---------- Records for this task ----------

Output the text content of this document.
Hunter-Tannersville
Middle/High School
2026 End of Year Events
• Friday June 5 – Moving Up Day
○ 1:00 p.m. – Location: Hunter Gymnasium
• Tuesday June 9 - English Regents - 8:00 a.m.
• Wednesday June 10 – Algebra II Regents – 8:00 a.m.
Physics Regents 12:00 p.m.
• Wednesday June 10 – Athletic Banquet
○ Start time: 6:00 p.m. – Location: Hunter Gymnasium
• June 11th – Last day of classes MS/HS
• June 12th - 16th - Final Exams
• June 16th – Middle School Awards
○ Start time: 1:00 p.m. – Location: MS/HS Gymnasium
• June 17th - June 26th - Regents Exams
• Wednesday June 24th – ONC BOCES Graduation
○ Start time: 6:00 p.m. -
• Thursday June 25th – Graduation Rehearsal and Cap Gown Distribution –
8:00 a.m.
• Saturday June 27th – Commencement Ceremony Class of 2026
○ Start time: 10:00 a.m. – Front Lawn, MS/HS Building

----------

Retype the whole listing, matching it exactly.

▶ _Response to this exercise_
Output the text content of this document.
Hunter-Tannersville
Middle/High School
2026 End of Year Events
• Friday June 5 – Moving Up Day
○ 1:00 p.m. – Location: Hunter Gymnasium
• Tuesday June 9 - English Regents - 8:00 a.m.
• Wednesday June 10 – Algebra II Regents – 8:00 a.m.
Physics Regents 12:00 p.m.
• Wednesday June 10 – Athletic Banquet
○ Start time: 6:00 p.m. – Location: Hunter Gymnasium
• June 11th – Last day of classes MS/HS
• June 12th - 16th - Final Exams
• June 16th – Middle School Awards
○ Start time: 1:00 p.m. – Location: MS/HS Gymnasium
• June 17th - June 26th - Regents Exams
• Wednesday June 24th – ONC BOCES Graduation
○ Start time: 6:00 p.m. -
• Thursday June 25th – Graduation Rehearsal and Cap Gown Distribution –
8:00 a.m.
• Saturday June 27th – Commencement Ceremony Class of 2026
○ Start time: 10:00 a.m. – Front Lawn, MS/HS Building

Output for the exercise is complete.